DESCRIPTION OF THE TASK:
Go through the entries below and collect each line with the string "Sunnah" in it.

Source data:
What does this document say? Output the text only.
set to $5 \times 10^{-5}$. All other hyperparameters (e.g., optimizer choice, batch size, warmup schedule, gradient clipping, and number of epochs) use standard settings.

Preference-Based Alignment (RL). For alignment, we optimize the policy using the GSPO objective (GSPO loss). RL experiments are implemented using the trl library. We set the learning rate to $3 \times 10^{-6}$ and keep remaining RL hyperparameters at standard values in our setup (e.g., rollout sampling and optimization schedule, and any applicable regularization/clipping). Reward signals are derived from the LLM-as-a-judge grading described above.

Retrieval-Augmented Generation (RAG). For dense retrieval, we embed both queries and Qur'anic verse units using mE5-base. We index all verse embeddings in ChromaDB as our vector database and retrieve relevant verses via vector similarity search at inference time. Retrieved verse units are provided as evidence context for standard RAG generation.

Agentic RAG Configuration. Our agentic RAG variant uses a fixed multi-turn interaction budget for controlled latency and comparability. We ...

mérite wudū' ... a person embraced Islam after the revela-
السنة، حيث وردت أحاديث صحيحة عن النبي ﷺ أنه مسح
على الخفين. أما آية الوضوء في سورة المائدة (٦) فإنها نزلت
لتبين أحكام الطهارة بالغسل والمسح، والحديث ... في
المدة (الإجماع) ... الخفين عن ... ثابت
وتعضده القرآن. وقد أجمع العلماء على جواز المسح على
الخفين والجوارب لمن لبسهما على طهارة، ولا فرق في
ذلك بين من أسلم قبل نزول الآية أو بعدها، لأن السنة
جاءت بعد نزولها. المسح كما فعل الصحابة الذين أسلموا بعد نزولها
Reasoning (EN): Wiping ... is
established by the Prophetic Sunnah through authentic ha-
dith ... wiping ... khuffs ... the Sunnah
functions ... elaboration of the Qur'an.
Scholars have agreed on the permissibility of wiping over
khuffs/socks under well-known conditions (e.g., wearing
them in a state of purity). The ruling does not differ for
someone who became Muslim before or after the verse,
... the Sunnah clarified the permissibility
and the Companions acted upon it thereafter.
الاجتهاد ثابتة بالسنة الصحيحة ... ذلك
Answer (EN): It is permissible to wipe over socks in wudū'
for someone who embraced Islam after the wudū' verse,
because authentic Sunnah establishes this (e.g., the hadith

REPLY TO THE TASK:
established by the Prophetic Sunnah through authentic ha-
dith ... wiping ... khuffs ... the Sunnah
... the Sunnah clarified the permissibility
because authentic Sunnah establishes this (e.g., the hadith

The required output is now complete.